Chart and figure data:
▬▬▬

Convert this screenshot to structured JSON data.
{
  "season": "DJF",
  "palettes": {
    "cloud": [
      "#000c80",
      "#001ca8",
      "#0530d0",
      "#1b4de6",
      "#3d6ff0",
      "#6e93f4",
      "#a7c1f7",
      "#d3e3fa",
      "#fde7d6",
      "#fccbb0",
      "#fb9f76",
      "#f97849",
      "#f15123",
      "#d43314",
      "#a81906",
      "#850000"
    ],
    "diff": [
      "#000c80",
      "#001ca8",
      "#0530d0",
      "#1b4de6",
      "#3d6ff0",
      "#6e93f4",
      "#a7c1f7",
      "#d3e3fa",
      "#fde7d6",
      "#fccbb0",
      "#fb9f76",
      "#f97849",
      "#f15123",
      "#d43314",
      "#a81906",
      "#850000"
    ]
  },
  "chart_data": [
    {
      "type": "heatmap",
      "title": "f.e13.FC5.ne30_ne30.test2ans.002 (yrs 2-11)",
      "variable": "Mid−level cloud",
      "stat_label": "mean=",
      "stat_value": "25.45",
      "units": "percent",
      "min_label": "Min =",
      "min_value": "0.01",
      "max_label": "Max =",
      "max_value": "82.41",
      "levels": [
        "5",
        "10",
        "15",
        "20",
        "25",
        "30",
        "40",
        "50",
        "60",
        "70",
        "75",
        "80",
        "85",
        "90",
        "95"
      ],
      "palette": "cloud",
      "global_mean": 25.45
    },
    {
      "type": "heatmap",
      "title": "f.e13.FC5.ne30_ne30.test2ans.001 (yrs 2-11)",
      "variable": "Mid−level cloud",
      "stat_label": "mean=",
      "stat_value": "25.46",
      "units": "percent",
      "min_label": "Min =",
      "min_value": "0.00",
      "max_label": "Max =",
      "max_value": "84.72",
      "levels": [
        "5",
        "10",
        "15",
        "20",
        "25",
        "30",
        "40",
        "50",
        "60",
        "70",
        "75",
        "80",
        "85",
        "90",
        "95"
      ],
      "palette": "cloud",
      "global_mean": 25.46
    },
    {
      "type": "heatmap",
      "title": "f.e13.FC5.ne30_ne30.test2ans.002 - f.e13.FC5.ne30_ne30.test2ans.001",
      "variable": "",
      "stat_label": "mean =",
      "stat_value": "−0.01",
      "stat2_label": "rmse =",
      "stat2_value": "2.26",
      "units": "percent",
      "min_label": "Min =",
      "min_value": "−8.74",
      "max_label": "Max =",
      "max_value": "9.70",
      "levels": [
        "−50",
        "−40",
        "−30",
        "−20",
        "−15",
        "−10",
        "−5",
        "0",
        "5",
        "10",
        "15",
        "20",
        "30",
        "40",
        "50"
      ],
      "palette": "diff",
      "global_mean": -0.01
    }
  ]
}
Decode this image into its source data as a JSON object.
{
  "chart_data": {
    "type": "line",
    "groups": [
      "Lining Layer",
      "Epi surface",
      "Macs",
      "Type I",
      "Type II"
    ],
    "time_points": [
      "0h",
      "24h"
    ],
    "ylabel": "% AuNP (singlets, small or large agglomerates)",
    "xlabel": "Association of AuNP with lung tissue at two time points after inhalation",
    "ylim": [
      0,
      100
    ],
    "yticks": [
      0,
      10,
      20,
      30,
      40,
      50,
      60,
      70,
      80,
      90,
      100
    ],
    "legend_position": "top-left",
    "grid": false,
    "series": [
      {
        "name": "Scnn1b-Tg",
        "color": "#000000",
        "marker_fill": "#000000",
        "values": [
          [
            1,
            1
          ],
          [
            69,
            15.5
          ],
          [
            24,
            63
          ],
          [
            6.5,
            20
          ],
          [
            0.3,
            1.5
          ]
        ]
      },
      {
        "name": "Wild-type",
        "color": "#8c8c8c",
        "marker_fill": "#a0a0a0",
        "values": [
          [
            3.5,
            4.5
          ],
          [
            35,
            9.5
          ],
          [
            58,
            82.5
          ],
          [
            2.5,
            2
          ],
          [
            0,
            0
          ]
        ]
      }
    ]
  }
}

▬▬▬

=== TASK INSTRUCTIONS ===
Retype the listing exactly, in full.

=== REPLY TO THE EXERCISE ===
Convert this screenshot to structured JSON data.
{
  "season": "DJF",
  "palettes": {
    "cloud": [
      "#000c80",
      "#001ca8",
      "#0530d0",
      "#1b4de6",
      "#3d6ff0",
      "#6e93f4",
      "#a7c1f7",
      "#d3e3fa",
      "#fde7d6",
      "#fccbb0",
      "#fb9f76",
      "#f97849",
      "#f15123",
      "#d43314",
      "#a81906",
      "#850000"
    ],
    "diff": [
      "#000c80",
      "#001ca8",
      "#0530d0",
      "#1b4de6",
      "#3d6ff0",
      "#6e93f4",
      "#a7c1f7",
      "#d3e3fa",
      "#fde7d6",
      "#fccbb0",
      "#fb9f76",
      "#f97849",
      "#f15123",
      "#d43314",
      "#a81906",
      "#850000"
    ]
  },
  "chart_data": [
    {
      "type": "heatmap",
      "title": "f.e13.FC5.ne30_ne30.test2ans.002 (yrs 2-11)",
      "variable": "Mid−level cloud",
      "stat_label": "mean=",
      "stat_value": "25.45",
      "units": "percent",
      "min_label": "Min =",
      "min_value": "0.01",
      "max_label": "Max =",
      "max_value": "82.41",
      "levels": [
        "5",
        "10",
        "15",
        "20",
        "25",
        "30",
        "40",
        "50",
        "60",
        "70",
        "75",
        "80",
        "85",
        "90",
        "95"
      ],
      "palette": "cloud",
      "global_mean": 25.45
    },
    {
      "type": "heatmap",
      "title": "f.e13.FC5.ne30_ne30.test2ans.001 (yrs 2-11)",
      "variable": "Mid−level cloud",
      "stat_label": "mean=",
      "stat_value": "25.46",
      "units": "percent",
      "min_label": "Min =",
      "min_value": "0.00",
      "max_label": "Max =",
      "max_value": "84.72",
      "levels": [
        "5",
        "10",
        "15",
        "20",
        "25",
        "30",
        "40",
        "50",
        "60",
        "70",
        "75",
        "80",
        "85",
        "90",
        "95"
      ],
      "palette": "cloud",
      "global_mean": 25.46
    },
    {
      "type": "heatmap",
      "title": "f.e13.FC5.ne30_ne30.test2ans.002 - f.e13.FC5.ne30_ne30.test2ans.001",
      "variable": "",
      "stat_label": "mean =",
      "stat_value": "−0.01",
      "stat2_label": "rmse =",
      "stat2_value": "2.26",
      "units": "percent",
      "min_label": "Min =",
      "min_value": "−8.74",
      "max_label": "Max =",
      "max_value": "9.70",
      "levels": [
        "−50",
        "−40",
        "−30",
        "−20",
        "−15",
        "−10",
        "−5",
        "0",
        "5",
        "10",
        "15",
        "20",
        "30",
        "40",
        "50"
      ],
      "palette": "diff",
      "global_mean": -0.01
    }
  ]
}
Decode this image into its source data as a JSON object.
{
  "chart_data": {
    "type": "line",
    "groups": [
      "Lining Layer",
      "Epi surface",
      "Macs",
      "Type I",
      "Type II"
    ],
    "time_points": [
      "0h",
      "24h"
    ],
    "ylabel": "% AuNP (singlets, small or large agglomerates)",
    "xlabel": "Association of AuNP with lung tissue at two time points after inhalation",
    "ylim": [
      0,
      100
    ],
    "yticks": [
      0,
      10,
      20,
      30,
      40,
      50,
      60,
      70,
      80,
      90,
      100
    ],
    "legend_position": "top-left",
    "grid": false,
    "series": [
      {
        "name": "Scnn1b-Tg",
        "color": "#000000",
        "marker_fill": "#000000",
        "values": [
          [
            1,
            1
          ],
          [
            69,
            15.5
          ],
          [
            24,
            63
          ],
          [
            6.5,
            20
          ],
          [
            0.3,
            1.5
          ]
        ]
      },
      {
        "name": "Wild-type",
        "color": "#8c8c8c",
        "marker_fill": "#a0a0a0",
        "values": [
          [
            3.5,
            4.5
          ],
          [
            35,
            9.5
          ],
          [
            58,
            82.5
          ],
          [
            2.5,
            2
          ],
          [
            0,
            0
          ]
        ]
      }
    ]
  }
}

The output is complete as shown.